> [Exercise prompt]:
Return a copy of every line in the records that includes the word "mostrar".

Saved data entries

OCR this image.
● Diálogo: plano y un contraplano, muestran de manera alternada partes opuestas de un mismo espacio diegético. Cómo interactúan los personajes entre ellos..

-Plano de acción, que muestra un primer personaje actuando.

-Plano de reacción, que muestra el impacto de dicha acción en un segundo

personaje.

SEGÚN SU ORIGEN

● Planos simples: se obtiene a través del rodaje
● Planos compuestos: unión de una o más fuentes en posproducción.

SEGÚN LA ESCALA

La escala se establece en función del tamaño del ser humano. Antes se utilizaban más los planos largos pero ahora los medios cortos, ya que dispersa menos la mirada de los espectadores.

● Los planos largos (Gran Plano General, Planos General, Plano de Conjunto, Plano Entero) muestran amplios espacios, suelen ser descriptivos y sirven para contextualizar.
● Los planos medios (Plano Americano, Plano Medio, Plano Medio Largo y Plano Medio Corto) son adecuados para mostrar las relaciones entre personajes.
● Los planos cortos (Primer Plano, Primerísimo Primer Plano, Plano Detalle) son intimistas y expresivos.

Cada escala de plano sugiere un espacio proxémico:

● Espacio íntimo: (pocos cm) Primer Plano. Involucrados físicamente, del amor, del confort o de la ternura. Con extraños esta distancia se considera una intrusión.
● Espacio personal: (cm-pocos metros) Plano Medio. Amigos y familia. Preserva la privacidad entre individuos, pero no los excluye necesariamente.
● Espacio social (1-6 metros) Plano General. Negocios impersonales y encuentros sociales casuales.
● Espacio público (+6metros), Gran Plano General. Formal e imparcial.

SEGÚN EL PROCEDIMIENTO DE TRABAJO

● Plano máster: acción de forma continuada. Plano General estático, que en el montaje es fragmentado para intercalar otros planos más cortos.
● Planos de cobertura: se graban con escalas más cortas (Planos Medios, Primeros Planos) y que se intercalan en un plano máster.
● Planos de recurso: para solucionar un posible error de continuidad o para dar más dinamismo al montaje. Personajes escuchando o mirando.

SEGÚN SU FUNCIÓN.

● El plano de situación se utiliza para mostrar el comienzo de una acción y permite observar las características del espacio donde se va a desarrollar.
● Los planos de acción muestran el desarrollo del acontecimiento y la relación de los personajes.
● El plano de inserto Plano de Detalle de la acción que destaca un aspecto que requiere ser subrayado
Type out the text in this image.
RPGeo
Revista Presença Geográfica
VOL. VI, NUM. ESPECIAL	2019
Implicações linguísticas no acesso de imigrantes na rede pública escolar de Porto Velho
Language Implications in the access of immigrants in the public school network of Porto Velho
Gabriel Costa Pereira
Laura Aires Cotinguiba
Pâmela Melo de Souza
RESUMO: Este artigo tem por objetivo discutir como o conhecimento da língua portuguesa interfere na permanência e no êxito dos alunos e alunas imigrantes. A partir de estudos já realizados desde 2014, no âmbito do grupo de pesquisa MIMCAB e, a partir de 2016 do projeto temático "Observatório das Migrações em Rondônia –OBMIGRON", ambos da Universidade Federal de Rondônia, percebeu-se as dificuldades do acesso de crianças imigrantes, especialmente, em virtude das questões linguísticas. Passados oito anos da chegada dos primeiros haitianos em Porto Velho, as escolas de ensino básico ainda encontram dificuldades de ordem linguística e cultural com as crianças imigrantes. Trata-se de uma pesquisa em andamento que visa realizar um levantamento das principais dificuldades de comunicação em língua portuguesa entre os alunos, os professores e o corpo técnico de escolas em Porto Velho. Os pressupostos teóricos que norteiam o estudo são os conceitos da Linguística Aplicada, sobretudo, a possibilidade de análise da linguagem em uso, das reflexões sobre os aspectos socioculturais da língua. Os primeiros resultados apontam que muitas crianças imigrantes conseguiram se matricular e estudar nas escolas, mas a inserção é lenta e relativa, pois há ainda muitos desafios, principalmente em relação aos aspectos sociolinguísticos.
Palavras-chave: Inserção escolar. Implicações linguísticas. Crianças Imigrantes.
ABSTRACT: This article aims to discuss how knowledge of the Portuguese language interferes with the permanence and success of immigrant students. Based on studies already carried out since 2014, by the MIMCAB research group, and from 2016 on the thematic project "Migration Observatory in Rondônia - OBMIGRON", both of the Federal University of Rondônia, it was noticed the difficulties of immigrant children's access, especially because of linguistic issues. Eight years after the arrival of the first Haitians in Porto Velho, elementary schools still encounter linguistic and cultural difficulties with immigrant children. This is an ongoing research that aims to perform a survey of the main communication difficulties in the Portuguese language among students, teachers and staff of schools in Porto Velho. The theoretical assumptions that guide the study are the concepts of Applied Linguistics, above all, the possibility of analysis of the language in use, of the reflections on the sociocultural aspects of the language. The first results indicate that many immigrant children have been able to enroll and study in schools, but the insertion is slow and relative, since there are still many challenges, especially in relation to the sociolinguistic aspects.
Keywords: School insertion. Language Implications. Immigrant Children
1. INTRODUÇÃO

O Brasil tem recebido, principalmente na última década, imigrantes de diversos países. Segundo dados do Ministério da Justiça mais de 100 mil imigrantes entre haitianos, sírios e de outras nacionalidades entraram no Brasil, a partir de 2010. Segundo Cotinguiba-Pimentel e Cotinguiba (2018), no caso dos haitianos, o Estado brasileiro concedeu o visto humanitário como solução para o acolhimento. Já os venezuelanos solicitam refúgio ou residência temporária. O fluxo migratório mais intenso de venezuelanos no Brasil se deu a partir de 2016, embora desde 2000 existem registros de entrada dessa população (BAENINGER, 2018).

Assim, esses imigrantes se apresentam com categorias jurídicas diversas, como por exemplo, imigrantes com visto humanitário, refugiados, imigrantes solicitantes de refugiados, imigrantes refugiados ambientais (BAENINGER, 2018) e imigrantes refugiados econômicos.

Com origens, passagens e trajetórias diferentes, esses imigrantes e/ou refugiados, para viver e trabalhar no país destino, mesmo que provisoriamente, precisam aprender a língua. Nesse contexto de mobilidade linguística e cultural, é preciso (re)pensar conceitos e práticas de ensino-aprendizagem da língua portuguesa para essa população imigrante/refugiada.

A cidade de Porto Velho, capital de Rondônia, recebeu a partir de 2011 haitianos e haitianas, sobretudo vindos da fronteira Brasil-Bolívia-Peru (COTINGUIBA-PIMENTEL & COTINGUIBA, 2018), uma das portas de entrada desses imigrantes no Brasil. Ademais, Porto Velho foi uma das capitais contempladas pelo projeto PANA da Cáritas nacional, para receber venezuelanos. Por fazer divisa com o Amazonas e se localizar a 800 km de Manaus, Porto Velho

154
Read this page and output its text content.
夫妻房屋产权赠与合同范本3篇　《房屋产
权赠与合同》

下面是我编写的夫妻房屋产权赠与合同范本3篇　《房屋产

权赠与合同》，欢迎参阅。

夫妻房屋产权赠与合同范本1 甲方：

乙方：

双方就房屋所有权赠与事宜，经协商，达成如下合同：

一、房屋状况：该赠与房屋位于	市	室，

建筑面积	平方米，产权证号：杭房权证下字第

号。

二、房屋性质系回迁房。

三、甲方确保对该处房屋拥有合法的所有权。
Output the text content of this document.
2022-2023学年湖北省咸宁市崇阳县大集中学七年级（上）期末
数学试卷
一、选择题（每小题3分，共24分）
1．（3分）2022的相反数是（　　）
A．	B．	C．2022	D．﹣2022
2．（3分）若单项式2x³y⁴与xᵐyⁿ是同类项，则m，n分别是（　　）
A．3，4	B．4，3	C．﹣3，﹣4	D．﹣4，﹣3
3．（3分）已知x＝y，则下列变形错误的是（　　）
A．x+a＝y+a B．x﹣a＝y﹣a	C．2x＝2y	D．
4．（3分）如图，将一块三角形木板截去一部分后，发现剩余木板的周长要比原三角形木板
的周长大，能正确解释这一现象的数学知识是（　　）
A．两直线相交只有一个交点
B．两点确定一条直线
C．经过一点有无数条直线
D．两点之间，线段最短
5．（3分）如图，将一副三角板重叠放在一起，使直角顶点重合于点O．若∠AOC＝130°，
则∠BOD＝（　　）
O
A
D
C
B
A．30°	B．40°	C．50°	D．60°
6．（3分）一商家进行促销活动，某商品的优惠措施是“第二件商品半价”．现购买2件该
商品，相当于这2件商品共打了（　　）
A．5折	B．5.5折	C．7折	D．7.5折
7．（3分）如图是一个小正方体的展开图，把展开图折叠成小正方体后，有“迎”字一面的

> [Answer in full]:
● Los planos medios (Plano Americano, Plano Medio, Plano Medio Largo y Plano Medio Corto) son adecuados para mostrar las relaciones entre personajes.
● El plano de situación se utiliza para mostrar el comienzo de una acción y permite observar las características del espacio donde se va a desarrollar.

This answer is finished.